[Begin Provided data]

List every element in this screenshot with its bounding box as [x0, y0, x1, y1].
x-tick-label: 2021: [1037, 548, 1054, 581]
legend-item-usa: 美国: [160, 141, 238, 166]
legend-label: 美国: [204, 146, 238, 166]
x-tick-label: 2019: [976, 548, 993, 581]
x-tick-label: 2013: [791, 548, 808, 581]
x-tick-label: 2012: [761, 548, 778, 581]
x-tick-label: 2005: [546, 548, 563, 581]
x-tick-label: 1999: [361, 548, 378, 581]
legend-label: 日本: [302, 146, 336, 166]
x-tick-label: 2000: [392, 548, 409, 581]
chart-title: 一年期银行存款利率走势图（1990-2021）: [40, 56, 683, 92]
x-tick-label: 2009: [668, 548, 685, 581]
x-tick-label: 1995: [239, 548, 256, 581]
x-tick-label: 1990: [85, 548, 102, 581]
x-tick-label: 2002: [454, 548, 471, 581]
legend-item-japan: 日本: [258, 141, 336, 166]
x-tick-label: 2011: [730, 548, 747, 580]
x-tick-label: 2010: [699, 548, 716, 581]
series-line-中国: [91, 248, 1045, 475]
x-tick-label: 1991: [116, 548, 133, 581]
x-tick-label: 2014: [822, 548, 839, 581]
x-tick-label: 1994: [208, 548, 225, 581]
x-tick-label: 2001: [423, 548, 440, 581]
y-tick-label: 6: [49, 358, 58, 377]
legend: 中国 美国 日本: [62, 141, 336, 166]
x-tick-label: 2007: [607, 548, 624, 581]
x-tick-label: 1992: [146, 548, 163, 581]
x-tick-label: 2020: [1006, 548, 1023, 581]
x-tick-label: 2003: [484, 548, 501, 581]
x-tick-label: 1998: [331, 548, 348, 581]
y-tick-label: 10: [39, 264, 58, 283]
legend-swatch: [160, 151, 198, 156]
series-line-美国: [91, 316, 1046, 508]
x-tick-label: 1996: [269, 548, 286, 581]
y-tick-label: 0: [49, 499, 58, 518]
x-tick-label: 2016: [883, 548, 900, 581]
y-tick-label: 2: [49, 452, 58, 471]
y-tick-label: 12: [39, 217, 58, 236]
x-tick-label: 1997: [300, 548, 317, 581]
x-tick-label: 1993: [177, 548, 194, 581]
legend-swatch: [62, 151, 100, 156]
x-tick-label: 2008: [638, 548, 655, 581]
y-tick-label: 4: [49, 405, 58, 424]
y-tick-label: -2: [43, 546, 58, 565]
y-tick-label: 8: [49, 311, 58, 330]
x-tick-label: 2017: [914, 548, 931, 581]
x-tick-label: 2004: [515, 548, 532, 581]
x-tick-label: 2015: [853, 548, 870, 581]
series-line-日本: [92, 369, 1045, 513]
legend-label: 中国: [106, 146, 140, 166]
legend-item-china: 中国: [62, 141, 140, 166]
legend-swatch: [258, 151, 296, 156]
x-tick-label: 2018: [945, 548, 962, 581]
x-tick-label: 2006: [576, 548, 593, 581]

[End Provided data]
[Begin Provided data]

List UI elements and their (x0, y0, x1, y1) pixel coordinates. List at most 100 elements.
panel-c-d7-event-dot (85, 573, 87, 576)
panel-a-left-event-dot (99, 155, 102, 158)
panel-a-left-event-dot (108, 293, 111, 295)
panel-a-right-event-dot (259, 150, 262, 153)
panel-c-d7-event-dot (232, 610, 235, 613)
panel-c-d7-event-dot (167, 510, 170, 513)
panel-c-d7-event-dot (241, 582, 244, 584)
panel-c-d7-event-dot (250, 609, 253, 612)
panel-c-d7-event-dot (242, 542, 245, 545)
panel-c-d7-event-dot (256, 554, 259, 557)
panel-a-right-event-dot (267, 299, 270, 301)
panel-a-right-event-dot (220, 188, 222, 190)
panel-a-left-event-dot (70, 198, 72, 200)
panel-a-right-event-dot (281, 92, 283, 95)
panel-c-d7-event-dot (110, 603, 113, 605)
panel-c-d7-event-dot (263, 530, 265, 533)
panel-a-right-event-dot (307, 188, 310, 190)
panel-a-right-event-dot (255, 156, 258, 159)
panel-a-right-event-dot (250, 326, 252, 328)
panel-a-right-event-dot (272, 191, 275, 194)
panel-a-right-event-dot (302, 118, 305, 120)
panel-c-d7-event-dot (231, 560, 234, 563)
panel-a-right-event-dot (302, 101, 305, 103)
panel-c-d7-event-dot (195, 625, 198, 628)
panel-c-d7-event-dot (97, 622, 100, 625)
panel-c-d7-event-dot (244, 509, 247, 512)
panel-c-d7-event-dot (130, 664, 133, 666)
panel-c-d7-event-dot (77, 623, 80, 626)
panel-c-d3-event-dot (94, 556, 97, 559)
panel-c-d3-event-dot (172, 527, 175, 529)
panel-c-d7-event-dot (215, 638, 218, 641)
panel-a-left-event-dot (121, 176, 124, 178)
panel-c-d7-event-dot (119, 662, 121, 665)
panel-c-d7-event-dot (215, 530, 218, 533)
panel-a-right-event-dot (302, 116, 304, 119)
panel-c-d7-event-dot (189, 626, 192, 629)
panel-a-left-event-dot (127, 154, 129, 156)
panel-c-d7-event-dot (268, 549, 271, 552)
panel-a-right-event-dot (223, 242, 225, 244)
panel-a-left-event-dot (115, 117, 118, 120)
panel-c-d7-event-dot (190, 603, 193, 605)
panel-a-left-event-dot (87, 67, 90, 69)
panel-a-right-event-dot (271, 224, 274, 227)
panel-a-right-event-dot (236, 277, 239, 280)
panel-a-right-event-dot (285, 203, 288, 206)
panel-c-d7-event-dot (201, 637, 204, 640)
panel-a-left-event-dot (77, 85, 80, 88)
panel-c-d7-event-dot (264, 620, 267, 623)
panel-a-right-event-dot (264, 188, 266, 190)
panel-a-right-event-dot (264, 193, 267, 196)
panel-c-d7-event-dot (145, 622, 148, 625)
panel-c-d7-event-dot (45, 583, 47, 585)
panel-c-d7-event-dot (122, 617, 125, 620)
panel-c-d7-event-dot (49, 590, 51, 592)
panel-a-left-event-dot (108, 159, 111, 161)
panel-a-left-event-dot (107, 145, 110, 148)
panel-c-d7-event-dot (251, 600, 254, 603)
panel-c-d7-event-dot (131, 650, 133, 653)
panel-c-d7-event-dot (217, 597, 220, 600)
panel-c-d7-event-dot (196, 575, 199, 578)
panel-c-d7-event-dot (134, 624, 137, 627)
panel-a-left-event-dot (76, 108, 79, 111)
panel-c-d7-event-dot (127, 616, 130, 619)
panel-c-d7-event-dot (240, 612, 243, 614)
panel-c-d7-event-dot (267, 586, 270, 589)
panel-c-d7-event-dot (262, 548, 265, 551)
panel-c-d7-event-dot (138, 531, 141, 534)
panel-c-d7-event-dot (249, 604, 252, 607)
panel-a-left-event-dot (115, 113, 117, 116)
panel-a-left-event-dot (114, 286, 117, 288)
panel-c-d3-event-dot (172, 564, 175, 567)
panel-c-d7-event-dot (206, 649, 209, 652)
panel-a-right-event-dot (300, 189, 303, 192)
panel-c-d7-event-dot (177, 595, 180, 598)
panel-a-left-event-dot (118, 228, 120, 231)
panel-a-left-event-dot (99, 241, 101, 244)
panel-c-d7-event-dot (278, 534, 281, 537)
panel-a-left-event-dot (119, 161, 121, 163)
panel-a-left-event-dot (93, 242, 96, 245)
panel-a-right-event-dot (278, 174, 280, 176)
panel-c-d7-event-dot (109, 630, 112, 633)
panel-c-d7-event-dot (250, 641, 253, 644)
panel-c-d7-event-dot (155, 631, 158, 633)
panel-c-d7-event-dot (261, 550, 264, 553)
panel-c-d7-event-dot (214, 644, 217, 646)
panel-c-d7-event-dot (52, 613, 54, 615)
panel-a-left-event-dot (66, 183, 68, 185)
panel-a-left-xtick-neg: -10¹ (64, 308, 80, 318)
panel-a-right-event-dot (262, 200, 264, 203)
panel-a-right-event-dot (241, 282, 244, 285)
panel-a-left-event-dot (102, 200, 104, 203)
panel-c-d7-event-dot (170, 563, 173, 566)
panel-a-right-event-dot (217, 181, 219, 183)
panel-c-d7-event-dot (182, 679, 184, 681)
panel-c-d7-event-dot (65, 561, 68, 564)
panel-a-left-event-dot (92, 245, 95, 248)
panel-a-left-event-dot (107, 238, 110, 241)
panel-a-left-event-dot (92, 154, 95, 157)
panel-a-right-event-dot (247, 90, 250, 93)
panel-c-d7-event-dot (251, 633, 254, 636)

[End Provided data]

What you need to do ▸ Rewrite the material from the line containing "List every element" through the line containing "x-tick-label: 2008: [638, 548, 655, 581]", replacing "legend-swatch" with "legend-marker" and leaving everything else unchanged.

Answer to this exercise ▸
List every element in this screenshot with its bounding box as [x0, y0, x1, y1].
x-tick-label: 2021: [1037, 548, 1054, 581]
legend-item-usa: 美国: [160, 141, 238, 166]
legend-label: 美国: [204, 146, 238, 166]
x-tick-label: 2019: [976, 548, 993, 581]
x-tick-label: 2013: [791, 548, 808, 581]
x-tick-label: 2012: [761, 548, 778, 581]
x-tick-label: 2005: [546, 548, 563, 581]
x-tick-label: 1999: [361, 548, 378, 581]
legend-label: 日本: [302, 146, 336, 166]
x-tick-label: 2000: [392, 548, 409, 581]
chart-title: 一年期银行存款利率走势图（1990-2021）: [40, 56, 683, 92]
x-tick-label: 2009: [668, 548, 685, 581]
x-tick-label: 1995: [239, 548, 256, 581]
x-tick-label: 1990: [85, 548, 102, 581]
x-tick-label: 2002: [454, 548, 471, 581]
legend-item-japan: 日本: [258, 141, 336, 166]
x-tick-label: 2011: [730, 548, 747, 580]
x-tick-label: 2010: [699, 548, 716, 581]
series-line-中国: [91, 248, 1045, 475]
x-tick-label: 1991: [116, 548, 133, 581]
x-tick-label: 2014: [822, 548, 839, 581]
x-tick-label: 1994: [208, 548, 225, 581]
x-tick-label: 2001: [423, 548, 440, 581]
y-tick-label: 6: [49, 358, 58, 377]
legend: 中国 美国 日本: [62, 141, 336, 166]
x-tick-label: 2007: [607, 548, 624, 581]
x-tick-label: 1992: [146, 548, 163, 581]
x-tick-label: 2020: [1006, 548, 1023, 581]
x-tick-label: 2003: [484, 548, 501, 581]
x-tick-label: 1998: [331, 548, 348, 581]
y-tick-label: 10: [39, 264, 58, 283]
legend-marker: [160, 151, 198, 156]
series-line-美国: [91, 316, 1046, 508]
x-tick-label: 1996: [269, 548, 286, 581]
y-tick-label: 0: [49, 499, 58, 518]
x-tick-label: 2016: [883, 548, 900, 581]
y-tick-label: 2: [49, 452, 58, 471]
y-tick-label: 12: [39, 217, 58, 236]
x-tick-label: 1997: [300, 548, 317, 581]
x-tick-label: 1993: [177, 548, 194, 581]
legend-marker: [62, 151, 100, 156]
x-tick-label: 2008: [638, 548, 655, 581]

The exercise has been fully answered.